Directive: Drop the images; return everything else in the listing below exactly.

[Dataset items]

......

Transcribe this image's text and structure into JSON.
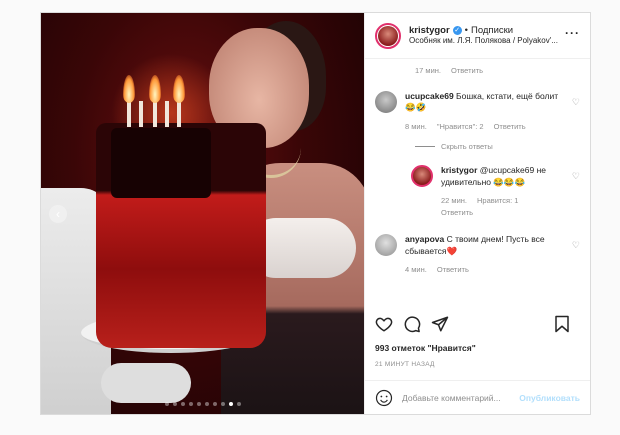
{
  "header": {
    "username": "kristygor",
    "separator": "•",
    "follow_status": "Подписки",
    "location": "Особняк им. Л.Я. Полякова / Polyakov'..."
  },
  "comments": {
    "first_meta": {
      "time": "17 мин.",
      "reply": "Ответить"
    },
    "c1": {
      "username": "ucupcake69",
      "text": "Бошка, кстати, ещё болит 😂🤣",
      "time": "8 мин.",
      "likes": "\"Нравится\": 2",
      "reply": "Ответить"
    },
    "hide_replies": "Скрыть ответы",
    "c2": {
      "username": "kristygor",
      "text": "@ucupcake69 не удивительно 😂😂😂",
      "time": "22 мин.",
      "likes": "Нравится: 1",
      "reply": "Ответить"
    },
    "c3": {
      "username": "anyapova",
      "text": "С твоим днем! Пусть все сбывается❤️",
      "time": "4 мин.",
      "reply": "Ответить"
    }
  },
  "likes": "993 отметок \"Нравится\"",
  "timestamp": "21 МИНУТ НАЗАД",
  "add_comment": {
    "placeholder": "Добавьте комментарий...",
    "post_label": "Опубликовать"
  },
  "carousel": {
    "total": 10,
    "active": 9
  },
  "icons": {
    "heart": "heart-icon",
    "comment": "comment-icon",
    "share": "share-icon",
    "bookmark": "bookmark-icon",
    "emoji": "emoji-icon",
    "more": "more-icon",
    "verified": "verified-icon",
    "prev": "chevron-left-icon"
  },
  "colors": {
    "verified": "#3897f0",
    "post_button": "#b2dffc",
    "story_ring": "#e1306c"
  }
}
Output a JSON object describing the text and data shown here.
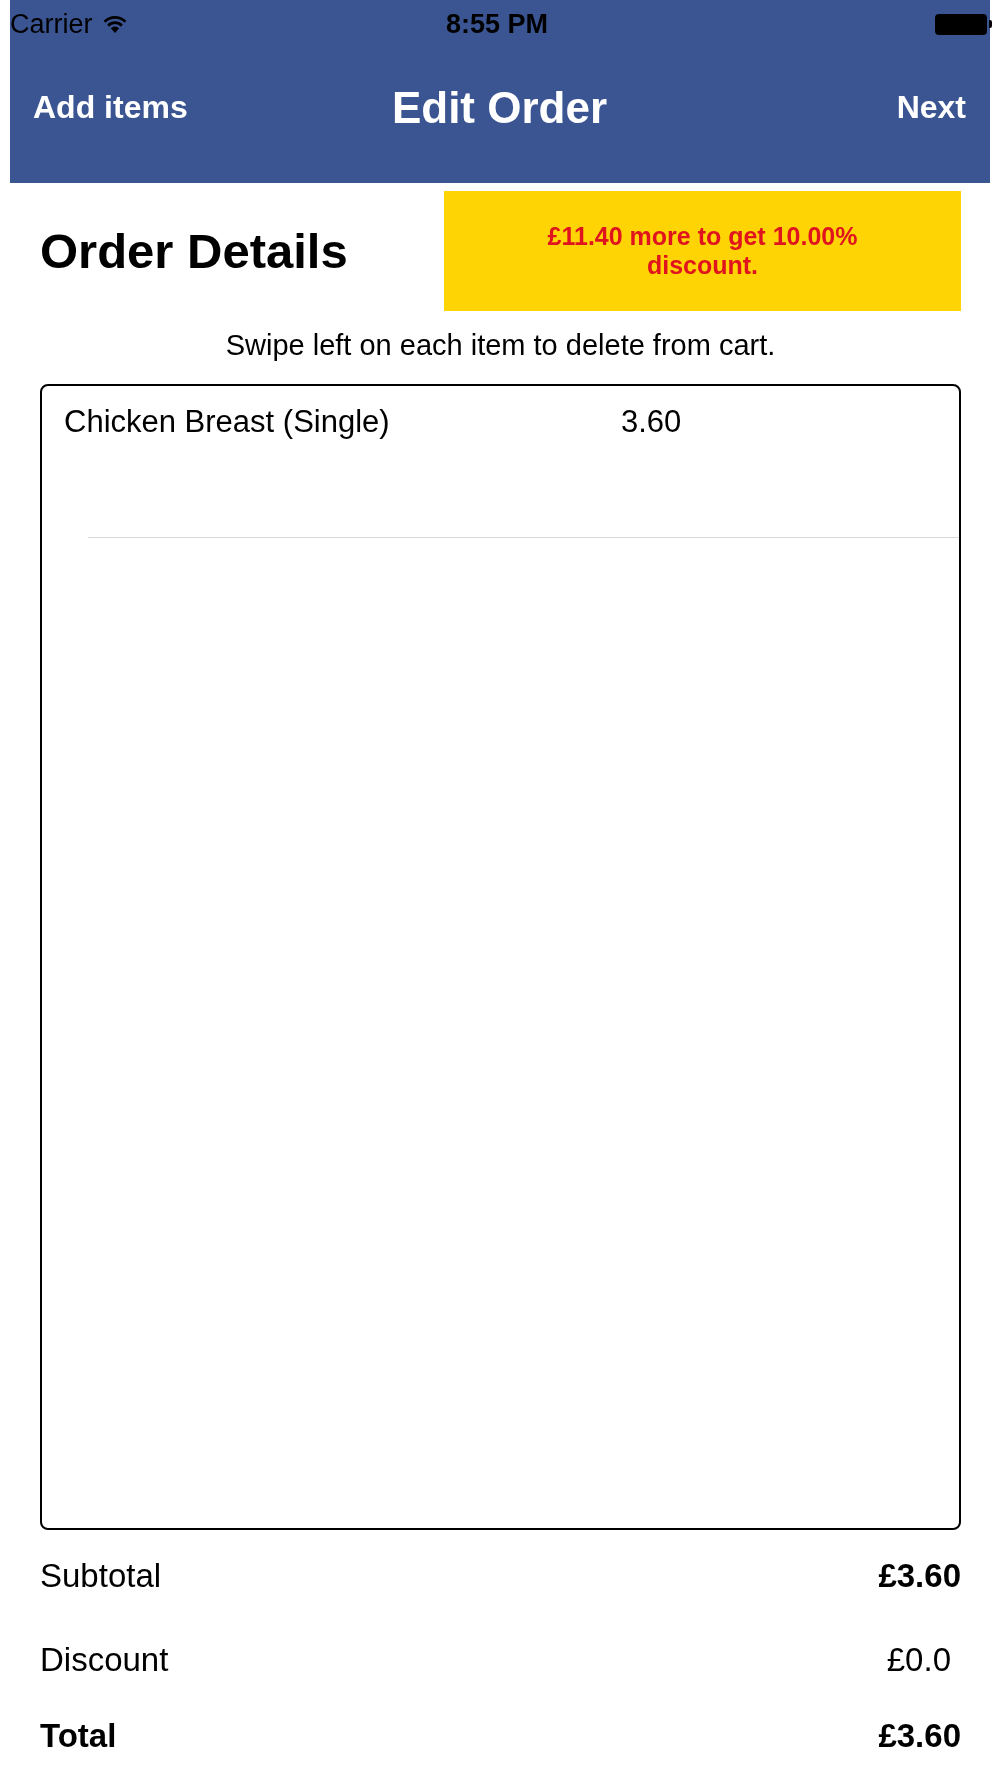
{
  "status_bar": {
    "carrier": "Carrier",
    "time": "8:55 PM"
  },
  "nav_bar": {
    "left": "Add items",
    "title": "Edit Order",
    "right": "Next"
  },
  "header": {
    "title": "Order Details",
    "promo": "£11.40 more to get 10.00% discount."
  },
  "hint": "Swipe left on each item to delete from cart.",
  "cart": {
    "items": [
      {
        "name": "Chicken Breast (Single)",
        "price": "3.60"
      }
    ]
  },
  "summary": [
    {
      "kind": "normal",
      "label": "Subtotal",
      "value": "£3.60",
      "value_bold": true
    },
    {
      "kind": "normal",
      "label": "Discount",
      "value": "£0.0",
      "value_bold": false
    },
    {
      "kind": "total",
      "label": "Total",
      "value": "£3.60",
      "value_bold": true
    }
  ]
}
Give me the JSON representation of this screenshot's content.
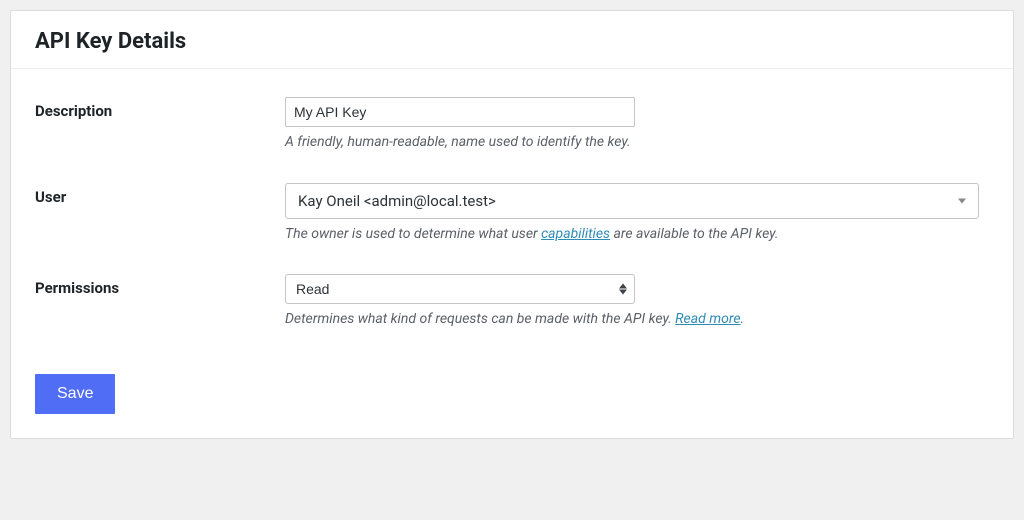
{
  "header": {
    "title": "API Key Details"
  },
  "form": {
    "description": {
      "label": "Description",
      "value": "My API Key",
      "help": "A friendly, human-readable, name used to identify the key."
    },
    "user": {
      "label": "User",
      "value": "Kay Oneil <admin@local.test>",
      "help_pre": "The owner is used to determine what user ",
      "help_link": "capabilities",
      "help_post": " are available to the API key."
    },
    "permissions": {
      "label": "Permissions",
      "value": "Read",
      "help_pre": "Determines what kind of requests can be made with the API key. ",
      "help_link": "Read more",
      "help_post": "."
    }
  },
  "actions": {
    "save": "Save"
  }
}
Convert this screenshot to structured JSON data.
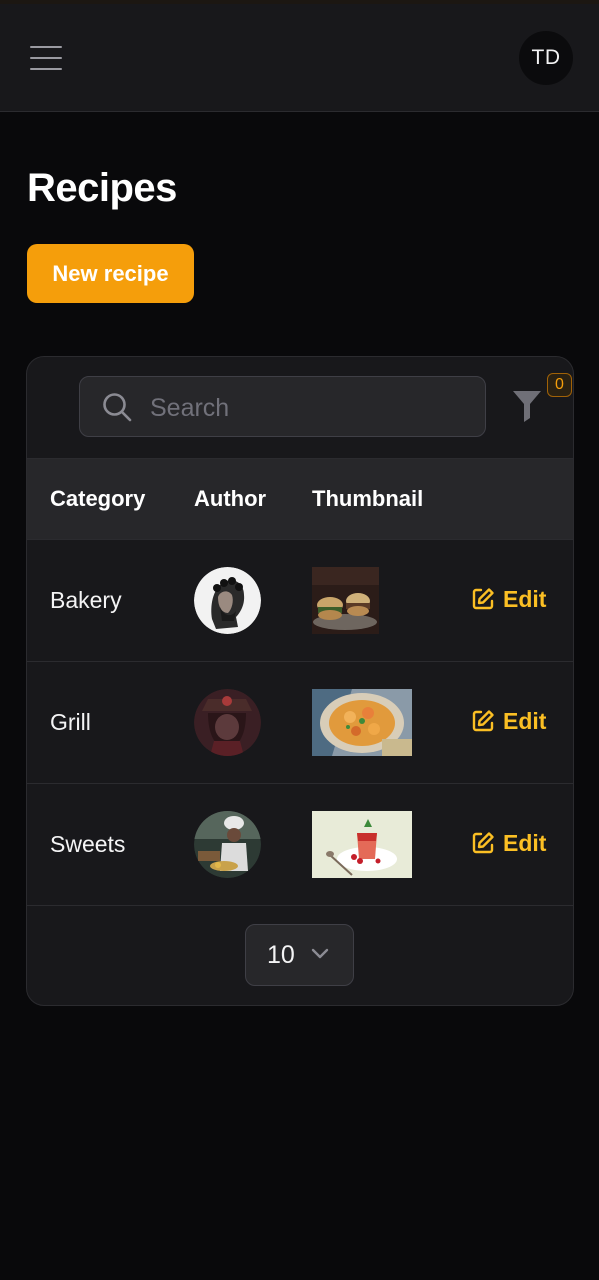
{
  "header": {
    "menu_icon": "hamburger-icon",
    "user_initials": "TD"
  },
  "page": {
    "title": "Recipes",
    "new_button_label": "New recipe"
  },
  "search": {
    "placeholder": "Search",
    "value": "",
    "icon": "search-icon"
  },
  "filter": {
    "icon": "funnel-icon",
    "count": "0"
  },
  "table": {
    "columns": [
      "Category",
      "Author",
      "Thumbnail"
    ],
    "rows": [
      {
        "category": "Bakery",
        "edit_label": "Edit"
      },
      {
        "category": "Grill",
        "edit_label": "Edit"
      },
      {
        "category": "Sweets",
        "edit_label": "Edit"
      }
    ]
  },
  "pagination": {
    "page_size": "10",
    "icon": "chevron-down-icon"
  },
  "colors": {
    "accent": "#f59e0b",
    "edit": "#fbbf24",
    "background": "#09090b",
    "surface": "#18181b",
    "header_row": "#27272a"
  }
}
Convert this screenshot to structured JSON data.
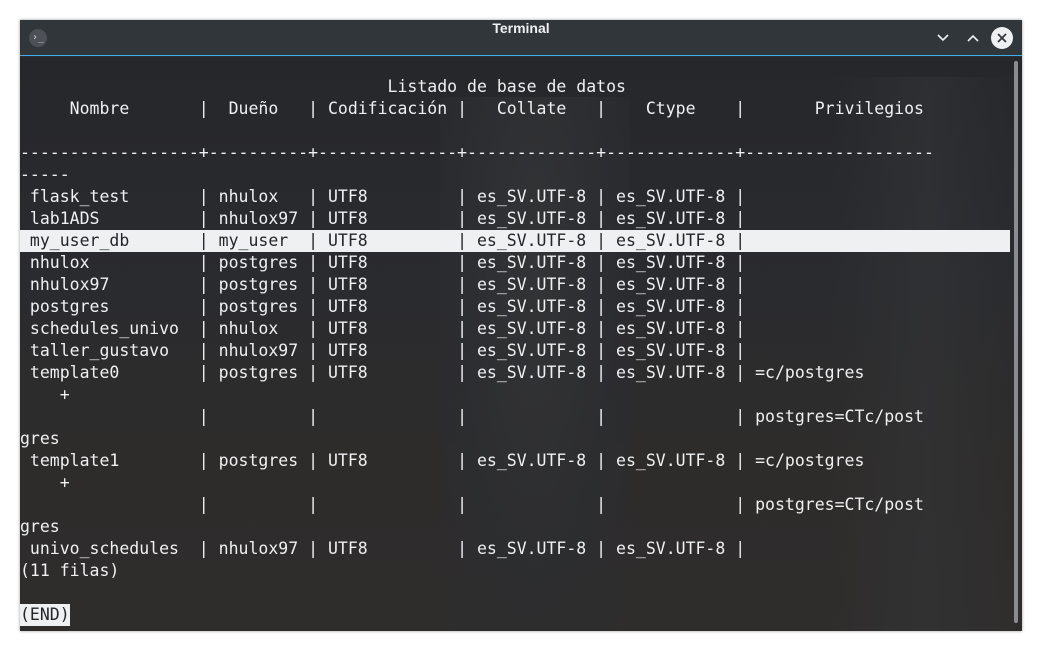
{
  "window": {
    "title": "Terminal",
    "icon": "terminal-icon",
    "app_icon_glyph": "›_",
    "controls": [
      "minimize-icon",
      "maximize-icon",
      "close-icon"
    ]
  },
  "terminal": {
    "lines": [
      "                                     Listado de base de datos",
      "     Nombre       |  Dueño   | Codificación |   Collate   |    Ctype    |       Privilegios",
      "",
      "------------------+----------+--------------+-------------+-------------+-------------------",
      "-----",
      " flask_test       | nhulox   | UTF8         | es_SV.UTF-8 | es_SV.UTF-8 |",
      " lab1ADS          | nhulox97 | UTF8         | es_SV.UTF-8 | es_SV.UTF-8 |",
      " my_user_db       | my_user  | UTF8         | es_SV.UTF-8 | es_SV.UTF-8 |",
      " nhulox           | postgres | UTF8         | es_SV.UTF-8 | es_SV.UTF-8 |",
      " nhulox97         | postgres | UTF8         | es_SV.UTF-8 | es_SV.UTF-8 |",
      " postgres         | postgres | UTF8         | es_SV.UTF-8 | es_SV.UTF-8 |",
      " schedules_univo  | nhulox   | UTF8         | es_SV.UTF-8 | es_SV.UTF-8 |",
      " taller_gustavo   | nhulox97 | UTF8         | es_SV.UTF-8 | es_SV.UTF-8 |",
      " template0        | postgres | UTF8         | es_SV.UTF-8 | es_SV.UTF-8 | =c/postgres",
      "    +",
      "                  |          |              |             |             | postgres=CTc/post",
      "gres",
      " template1        | postgres | UTF8         | es_SV.UTF-8 | es_SV.UTF-8 | =c/postgres",
      "    +",
      "                  |          |              |             |             | postgres=CTc/post",
      "gres",
      " univo_schedules  | nhulox97 | UTF8         | es_SV.UTF-8 | es_SV.UTF-8 |",
      "(11 filas)",
      ""
    ],
    "highlighted_line_index": 7,
    "end_marker": "(END)"
  }
}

......

Correct response:
Transcribe this image's text and structure into JSON.
{
  "header": {
    "username": "kristygor",
    "separator": "•",
    "follow_status": "Подписки",
    "location": "Особняк им. Л.Я. Полякова / Polyakov'..."
  },
  "comments": {
    "first_meta": {
      "time": "17 мин.",
      "reply": "Ответить"
    },
    "c1": {
      "username": "ucupcake69",
      "text": "Бошка, кстати, ещё болит 😂🤣",
      "time": "8 мин.",
      "likes": "\"Нравится\": 2",
      "reply": "Ответить"
    },
    "hide_replies": "Скрыть ответы",
    "c2": {
      "username": "kristygor",
      "text": "@ucupcake69 не удивительно 😂😂😂",
      "time": "22 мин.",
      "likes": "Нравится: 1",
      "reply": "Ответить"
    },
    "c3": {
      "username": "anyapova",
      "text": "С твоим днем! Пусть все сбывается❤️",
      "time": "4 мин.",
      "reply": "Ответить"
    }
  },
  "likes": "993 отметок \"Нравится\"",
  "timestamp": "21 МИНУТ НАЗАД",
  "add_comment": {
    "placeholder": "Добавьте комментарий...",
    "post_label": "Опубликовать"
  },
  "carousel": {
    "total": 10,
    "active": 9
  },
  "icons": {
    "heart": "heart-icon",
    "comment": "comment-icon",
    "share": "share-icon",
    "bookmark": "bookmark-icon",
    "emoji": "emoji-icon",
    "more": "more-icon",
    "verified": "verified-icon",
    "prev": "chevron-left-icon"
  },
  "colors": {
    "verified": "#3897f0",
    "post_button": "#b2dffc",
    "story_ring": "#e1306c"
  }
}
Output a JSON object describing the text and data shown here.
{
  "status_bar": {
    "carrier": "Carrier",
    "time": "8:55 PM"
  },
  "nav_bar": {
    "left": "Add items",
    "title": "Edit Order",
    "right": "Next"
  },
  "header": {
    "title": "Order Details",
    "promo": "£11.40 more to get 10.00% discount."
  },
  "hint": "Swipe left on each item to delete from cart.",
  "cart": {
    "items": [
      {
        "name": "Chicken Breast (Single)",
        "price": "3.60"
      }
    ]
  },
  "summary": [
    {
      "kind": "normal",
      "label": "Subtotal",
      "value": "£3.60",
      "value_bold": true
    },
    {
      "kind": "normal",
      "label": "Discount",
      "value": "£0.0",
      "value_bold": false
    },
    {
      "kind": "total",
      "label": "Total",
      "value": "£3.60",
      "value_bold": true
    }
  ]
}
Give me the JSON representation of this screenshot's content.
{
  "header": {
    "title": "API Key Details"
  },
  "form": {
    "description": {
      "label": "Description",
      "value": "My API Key",
      "help": "A friendly, human-readable, name used to identify the key."
    },
    "user": {
      "label": "User",
      "value": "Kay Oneil <admin@local.test>",
      "help_pre": "The owner is used to determine what user ",
      "help_link": "capabilities",
      "help_post": " are available to the API key."
    },
    "permissions": {
      "label": "Permissions",
      "value": "Read",
      "help_pre": "Determines what kind of requests can be made with the API key. ",
      "help_link": "Read more",
      "help_post": "."
    }
  },
  "actions": {
    "save": "Save"
  }
}
Convert this screenshot to structured JSON data.
{
  "header": {
    "menu_icon": "hamburger-icon",
    "user_initials": "TD"
  },
  "page": {
    "title": "Recipes",
    "new_button_label": "New recipe"
  },
  "search": {
    "placeholder": "Search",
    "value": "",
    "icon": "search-icon"
  },
  "filter": {
    "icon": "funnel-icon",
    "count": "0"
  },
  "table": {
    "columns": [
      "Category",
      "Author",
      "Thumbnail"
    ],
    "rows": [
      {
        "category": "Bakery",
        "edit_label": "Edit"
      },
      {
        "category": "Grill",
        "edit_label": "Edit"
      },
      {
        "category": "Sweets",
        "edit_label": "Edit"
      }
    ]
  },
  "pagination": {
    "page_size": "10",
    "icon": "chevron-down-icon"
  },
  "colors": {
    "accent": "#f59e0b",
    "edit": "#fbbf24",
    "background": "#09090b",
    "surface": "#18181b",
    "header_row": "#27272a"
  }
}
Convert this screenshot to structured JSON data.
{
  "window": {
    "title": "Terminal",
    "icon": "terminal-icon",
    "app_icon_glyph": "›_",
    "controls": [
      "minimize-icon",
      "maximize-icon",
      "close-icon"
    ]
  },
  "terminal": {
    "lines": [
      "                                     Listado de base de datos",
      "     Nombre       |  Dueño   | Codificación |   Collate   |    Ctype    |       Privilegios",
      "",
      "------------------+----------+--------------+-------------+-------------+-------------------",
      "-----",
      " flask_test       | nhulox   | UTF8         | es_SV.UTF-8 | es_SV.UTF-8 |",
      " lab1ADS          | nhulox97 | UTF8         | es_SV.UTF-8 | es_SV.UTF-8 |",
      " my_user_db       | my_user  | UTF8         | es_SV.UTF-8 | es_SV.UTF-8 |",
      " nhulox           | postgres | UTF8         | es_SV.UTF-8 | es_SV.UTF-8 |",
      " nhulox97         | postgres | UTF8         | es_SV.UTF-8 | es_SV.UTF-8 |",
      " postgres         | postgres | UTF8         | es_SV.UTF-8 | es_SV.UTF-8 |",
      " schedules_univo  | nhulox   | UTF8         | es_SV.UTF-8 | es_SV.UTF-8 |",
      " taller_gustavo   | nhulox97 | UTF8         | es_SV.UTF-8 | es_SV.UTF-8 |",
      " template0        | postgres | UTF8         | es_SV.UTF-8 | es_SV.UTF-8 | =c/postgres",
      "    +",
      "                  |          |              |             |             | postgres=CTc/post",
      "gres",
      " template1        | postgres | UTF8         | es_SV.UTF-8 | es_SV.UTF-8 | =c/postgres",
      "    +",
      "                  |          |              |             |             | postgres=CTc/post",
      "gres",
      " univo_schedules  | nhulox97 | UTF8         | es_SV.UTF-8 | es_SV.UTF-8 |",
      "(11 filas)",
      ""
    ],
    "highlighted_line_index": 7,
    "end_marker": "(END)"
  }
}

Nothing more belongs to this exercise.